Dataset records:
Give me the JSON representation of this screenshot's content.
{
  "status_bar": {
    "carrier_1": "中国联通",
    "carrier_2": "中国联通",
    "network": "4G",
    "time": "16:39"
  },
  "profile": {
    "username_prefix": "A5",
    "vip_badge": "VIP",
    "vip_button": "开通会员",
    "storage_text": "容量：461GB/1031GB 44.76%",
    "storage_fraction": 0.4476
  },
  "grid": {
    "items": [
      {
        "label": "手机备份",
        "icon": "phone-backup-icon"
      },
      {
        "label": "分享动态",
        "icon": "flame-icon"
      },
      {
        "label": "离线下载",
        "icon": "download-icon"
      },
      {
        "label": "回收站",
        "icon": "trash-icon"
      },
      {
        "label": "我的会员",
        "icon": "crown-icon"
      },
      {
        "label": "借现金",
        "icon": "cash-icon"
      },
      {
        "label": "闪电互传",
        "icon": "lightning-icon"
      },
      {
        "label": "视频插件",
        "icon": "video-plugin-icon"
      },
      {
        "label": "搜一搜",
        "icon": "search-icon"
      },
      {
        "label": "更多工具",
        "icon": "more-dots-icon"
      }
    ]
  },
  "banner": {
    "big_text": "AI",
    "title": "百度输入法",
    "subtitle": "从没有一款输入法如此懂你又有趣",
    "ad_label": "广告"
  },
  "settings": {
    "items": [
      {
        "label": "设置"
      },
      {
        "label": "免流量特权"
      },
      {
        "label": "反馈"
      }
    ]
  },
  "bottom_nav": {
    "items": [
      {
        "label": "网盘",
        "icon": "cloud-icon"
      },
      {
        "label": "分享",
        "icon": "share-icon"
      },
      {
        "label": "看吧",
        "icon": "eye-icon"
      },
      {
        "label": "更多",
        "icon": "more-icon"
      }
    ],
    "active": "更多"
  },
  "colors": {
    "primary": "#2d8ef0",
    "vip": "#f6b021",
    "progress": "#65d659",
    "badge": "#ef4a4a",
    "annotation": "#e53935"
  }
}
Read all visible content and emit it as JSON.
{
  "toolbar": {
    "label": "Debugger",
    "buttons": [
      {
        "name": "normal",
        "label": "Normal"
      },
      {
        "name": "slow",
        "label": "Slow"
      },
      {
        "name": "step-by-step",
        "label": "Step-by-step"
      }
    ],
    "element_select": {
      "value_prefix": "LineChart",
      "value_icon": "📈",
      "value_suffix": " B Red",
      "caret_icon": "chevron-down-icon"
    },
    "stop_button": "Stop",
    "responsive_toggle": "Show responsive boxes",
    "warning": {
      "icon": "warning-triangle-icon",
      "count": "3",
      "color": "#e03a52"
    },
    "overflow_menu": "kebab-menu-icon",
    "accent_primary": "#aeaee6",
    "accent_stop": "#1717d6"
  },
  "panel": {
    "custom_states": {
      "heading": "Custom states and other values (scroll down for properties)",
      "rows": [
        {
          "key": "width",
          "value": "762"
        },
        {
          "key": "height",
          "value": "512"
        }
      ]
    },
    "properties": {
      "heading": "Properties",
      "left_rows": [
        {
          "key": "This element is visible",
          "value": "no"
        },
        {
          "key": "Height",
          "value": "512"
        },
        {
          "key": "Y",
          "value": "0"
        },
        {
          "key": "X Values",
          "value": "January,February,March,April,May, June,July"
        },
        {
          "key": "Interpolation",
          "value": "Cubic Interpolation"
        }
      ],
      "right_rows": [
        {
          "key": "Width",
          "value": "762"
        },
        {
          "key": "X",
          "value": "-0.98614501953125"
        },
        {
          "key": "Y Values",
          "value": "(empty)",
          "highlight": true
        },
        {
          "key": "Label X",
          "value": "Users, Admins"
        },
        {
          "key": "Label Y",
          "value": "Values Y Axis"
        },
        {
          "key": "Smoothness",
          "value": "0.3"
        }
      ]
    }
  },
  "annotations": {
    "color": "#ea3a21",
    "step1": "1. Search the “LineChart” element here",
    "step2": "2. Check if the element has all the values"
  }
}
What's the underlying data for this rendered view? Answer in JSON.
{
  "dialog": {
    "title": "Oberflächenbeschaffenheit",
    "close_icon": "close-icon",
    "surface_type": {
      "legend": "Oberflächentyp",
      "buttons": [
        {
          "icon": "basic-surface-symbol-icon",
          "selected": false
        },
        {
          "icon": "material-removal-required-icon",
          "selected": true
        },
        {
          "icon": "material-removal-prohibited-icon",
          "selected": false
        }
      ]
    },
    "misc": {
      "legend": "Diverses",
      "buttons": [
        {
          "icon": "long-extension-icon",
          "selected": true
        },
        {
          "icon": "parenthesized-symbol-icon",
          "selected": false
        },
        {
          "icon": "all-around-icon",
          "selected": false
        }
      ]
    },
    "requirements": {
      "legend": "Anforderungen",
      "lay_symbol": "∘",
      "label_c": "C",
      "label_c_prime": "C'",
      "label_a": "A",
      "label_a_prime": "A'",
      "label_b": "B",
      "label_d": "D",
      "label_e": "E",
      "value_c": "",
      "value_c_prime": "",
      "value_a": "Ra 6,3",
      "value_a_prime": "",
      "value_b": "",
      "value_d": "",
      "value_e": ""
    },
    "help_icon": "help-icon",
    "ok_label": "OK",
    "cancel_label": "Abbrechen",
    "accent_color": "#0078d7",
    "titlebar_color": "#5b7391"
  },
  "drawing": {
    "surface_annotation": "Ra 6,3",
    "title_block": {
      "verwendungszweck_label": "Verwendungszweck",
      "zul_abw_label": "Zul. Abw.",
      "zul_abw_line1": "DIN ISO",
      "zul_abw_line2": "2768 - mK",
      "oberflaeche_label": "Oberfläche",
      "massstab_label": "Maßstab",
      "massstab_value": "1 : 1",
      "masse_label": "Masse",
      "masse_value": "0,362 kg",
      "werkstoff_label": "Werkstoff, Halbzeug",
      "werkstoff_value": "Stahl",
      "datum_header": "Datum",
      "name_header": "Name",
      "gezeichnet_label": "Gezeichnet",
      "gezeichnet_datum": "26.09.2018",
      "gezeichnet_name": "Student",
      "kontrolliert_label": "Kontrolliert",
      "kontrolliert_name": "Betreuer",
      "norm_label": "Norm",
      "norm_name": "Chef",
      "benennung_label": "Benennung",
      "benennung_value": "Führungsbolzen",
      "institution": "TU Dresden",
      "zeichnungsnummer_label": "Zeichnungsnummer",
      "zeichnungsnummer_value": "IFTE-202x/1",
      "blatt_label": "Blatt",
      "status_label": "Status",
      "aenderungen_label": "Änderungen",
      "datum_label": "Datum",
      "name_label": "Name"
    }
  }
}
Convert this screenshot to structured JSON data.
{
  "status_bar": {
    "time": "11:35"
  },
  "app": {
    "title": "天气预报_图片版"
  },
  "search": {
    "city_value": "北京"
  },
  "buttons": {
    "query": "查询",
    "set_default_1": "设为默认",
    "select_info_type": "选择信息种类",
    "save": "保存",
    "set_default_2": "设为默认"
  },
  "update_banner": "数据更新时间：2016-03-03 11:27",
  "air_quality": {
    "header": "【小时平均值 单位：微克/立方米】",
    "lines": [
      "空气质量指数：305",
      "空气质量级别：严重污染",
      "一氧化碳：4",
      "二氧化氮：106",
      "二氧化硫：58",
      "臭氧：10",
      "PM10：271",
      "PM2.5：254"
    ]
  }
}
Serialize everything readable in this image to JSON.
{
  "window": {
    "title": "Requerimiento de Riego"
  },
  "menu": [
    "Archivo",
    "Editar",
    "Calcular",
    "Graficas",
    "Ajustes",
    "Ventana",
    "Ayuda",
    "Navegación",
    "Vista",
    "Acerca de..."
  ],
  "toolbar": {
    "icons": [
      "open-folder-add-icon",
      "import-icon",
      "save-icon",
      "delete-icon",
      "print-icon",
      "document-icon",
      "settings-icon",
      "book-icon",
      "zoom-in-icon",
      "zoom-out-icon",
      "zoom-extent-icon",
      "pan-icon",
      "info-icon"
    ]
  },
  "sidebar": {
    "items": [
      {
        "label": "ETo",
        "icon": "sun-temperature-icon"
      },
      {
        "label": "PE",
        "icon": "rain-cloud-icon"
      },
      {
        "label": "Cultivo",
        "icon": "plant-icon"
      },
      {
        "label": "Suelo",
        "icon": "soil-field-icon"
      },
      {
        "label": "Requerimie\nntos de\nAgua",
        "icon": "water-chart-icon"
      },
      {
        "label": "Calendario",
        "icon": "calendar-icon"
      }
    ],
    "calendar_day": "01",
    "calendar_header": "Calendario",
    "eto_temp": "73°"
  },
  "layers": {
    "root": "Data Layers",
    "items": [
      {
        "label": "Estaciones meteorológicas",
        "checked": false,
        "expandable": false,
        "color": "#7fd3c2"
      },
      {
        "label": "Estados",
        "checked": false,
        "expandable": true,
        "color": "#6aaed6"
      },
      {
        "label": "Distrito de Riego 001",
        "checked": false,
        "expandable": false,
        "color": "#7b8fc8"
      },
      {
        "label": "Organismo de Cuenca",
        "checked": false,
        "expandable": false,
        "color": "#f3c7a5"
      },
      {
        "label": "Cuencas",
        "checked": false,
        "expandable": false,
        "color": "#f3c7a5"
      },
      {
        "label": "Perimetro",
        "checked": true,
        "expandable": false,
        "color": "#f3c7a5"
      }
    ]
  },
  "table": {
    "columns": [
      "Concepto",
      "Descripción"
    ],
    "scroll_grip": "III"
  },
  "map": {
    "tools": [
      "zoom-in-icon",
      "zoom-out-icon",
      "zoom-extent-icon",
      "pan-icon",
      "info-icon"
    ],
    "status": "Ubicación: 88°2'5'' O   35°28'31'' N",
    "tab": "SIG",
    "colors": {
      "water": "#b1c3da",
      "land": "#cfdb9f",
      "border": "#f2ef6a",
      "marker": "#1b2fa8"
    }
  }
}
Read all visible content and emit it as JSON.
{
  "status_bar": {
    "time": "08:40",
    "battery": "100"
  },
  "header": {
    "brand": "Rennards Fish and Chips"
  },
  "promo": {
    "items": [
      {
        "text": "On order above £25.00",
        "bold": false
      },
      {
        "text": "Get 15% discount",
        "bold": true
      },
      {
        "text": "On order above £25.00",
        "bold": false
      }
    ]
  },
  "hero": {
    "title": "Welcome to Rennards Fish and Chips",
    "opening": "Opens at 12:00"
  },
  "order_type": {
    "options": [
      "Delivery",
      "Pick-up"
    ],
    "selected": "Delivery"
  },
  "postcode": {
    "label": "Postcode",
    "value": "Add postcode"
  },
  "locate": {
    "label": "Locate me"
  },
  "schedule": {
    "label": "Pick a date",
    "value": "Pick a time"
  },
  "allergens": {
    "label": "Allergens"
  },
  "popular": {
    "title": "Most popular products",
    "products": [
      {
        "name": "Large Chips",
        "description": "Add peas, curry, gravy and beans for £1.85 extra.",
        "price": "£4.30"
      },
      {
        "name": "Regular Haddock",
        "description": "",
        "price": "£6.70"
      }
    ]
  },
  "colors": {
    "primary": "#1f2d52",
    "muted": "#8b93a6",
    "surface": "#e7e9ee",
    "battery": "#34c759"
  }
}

Exercise task: Make a copy of each line that contains the string "Pick".

Correct response:
      "Pick-up"
    "label": "Pick a date",
    "value": "Pick a time"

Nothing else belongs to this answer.